[Data listing]
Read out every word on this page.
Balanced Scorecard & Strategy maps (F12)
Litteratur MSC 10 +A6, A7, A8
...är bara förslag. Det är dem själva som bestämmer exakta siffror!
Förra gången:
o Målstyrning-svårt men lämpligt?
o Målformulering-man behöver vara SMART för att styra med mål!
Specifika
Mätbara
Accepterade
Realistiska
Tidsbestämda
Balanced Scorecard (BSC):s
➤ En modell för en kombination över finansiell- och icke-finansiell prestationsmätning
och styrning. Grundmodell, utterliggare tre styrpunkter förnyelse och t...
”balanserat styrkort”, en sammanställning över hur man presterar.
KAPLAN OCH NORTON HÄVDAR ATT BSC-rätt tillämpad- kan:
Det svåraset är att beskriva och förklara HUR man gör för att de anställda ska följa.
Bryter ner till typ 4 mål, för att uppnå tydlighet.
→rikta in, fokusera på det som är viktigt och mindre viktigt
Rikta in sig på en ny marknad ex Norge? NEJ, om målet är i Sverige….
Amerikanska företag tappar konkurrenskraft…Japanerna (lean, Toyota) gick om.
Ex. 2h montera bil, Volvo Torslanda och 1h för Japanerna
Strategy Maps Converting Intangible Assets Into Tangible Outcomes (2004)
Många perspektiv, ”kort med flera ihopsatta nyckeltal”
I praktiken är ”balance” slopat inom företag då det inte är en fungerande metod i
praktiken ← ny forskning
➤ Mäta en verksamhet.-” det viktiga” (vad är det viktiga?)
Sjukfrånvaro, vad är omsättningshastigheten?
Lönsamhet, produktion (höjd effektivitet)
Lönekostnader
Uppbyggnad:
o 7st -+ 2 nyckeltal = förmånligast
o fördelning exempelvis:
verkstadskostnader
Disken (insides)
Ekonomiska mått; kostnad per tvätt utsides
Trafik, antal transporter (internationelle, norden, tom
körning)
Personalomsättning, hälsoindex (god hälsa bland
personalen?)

= Exercise description =
Would you reproduce all the entries exactly?

= Expected answer =
Read out every word on this page.
Balanced Scorecard & Strategy maps (F12)
Litteratur MSC 10 +A6, A7, A8
...är bara förslag. Det är dem själva som bestämmer exakta siffror!
Förra gången:
o Målstyrning-svårt men lämpligt?
o Målformulering-man behöver vara SMART för att styra med mål!
Specifika
Mätbara
Accepterade
Realistiska
Tidsbestämda
Balanced Scorecard (BSC):s
➤ En modell för en kombination över finansiell- och icke-finansiell prestationsmätning
och styrning. Grundmodell, utterliggare tre styrpunkter förnyelse och t...
”balanserat styrkort”, en sammanställning över hur man presterar.
KAPLAN OCH NORTON HÄVDAR ATT BSC-rätt tillämpad- kan:
Det svåraset är att beskriva och förklara HUR man gör för att de anställda ska följa.
Bryter ner till typ 4 mål, för att uppnå tydlighet.
→rikta in, fokusera på det som är viktigt och mindre viktigt
Rikta in sig på en ny marknad ex Norge? NEJ, om målet är i Sverige….
Amerikanska företag tappar konkurrenskraft…Japanerna (lean, Toyota) gick om.
Ex. 2h montera bil, Volvo Torslanda och 1h för Japanerna
Strategy Maps Converting Intangible Assets Into Tangible Outcomes (2004)
Många perspektiv, ”kort med flera ihopsatta nyckeltal”
I praktiken är ”balance” slopat inom företag då det inte är en fungerande metod i
praktiken ← ny forskning
➤ Mäta en verksamhet.-” det viktiga” (vad är det viktiga?)
Sjukfrånvaro, vad är omsättningshastigheten?
Lönsamhet, produktion (höjd effektivitet)
Lönekostnader
Uppbyggnad:
o 7st -+ 2 nyckeltal = förmånligast
o fördelning exempelvis:
verkstadskostnader
Disken (insides)
Ekonomiska mått; kostnad per tvätt utsides
Trafik, antal transporter (internationelle, norden, tom
körning)
Personalomsättning, hälsoindex (god hälsa bland
personalen?)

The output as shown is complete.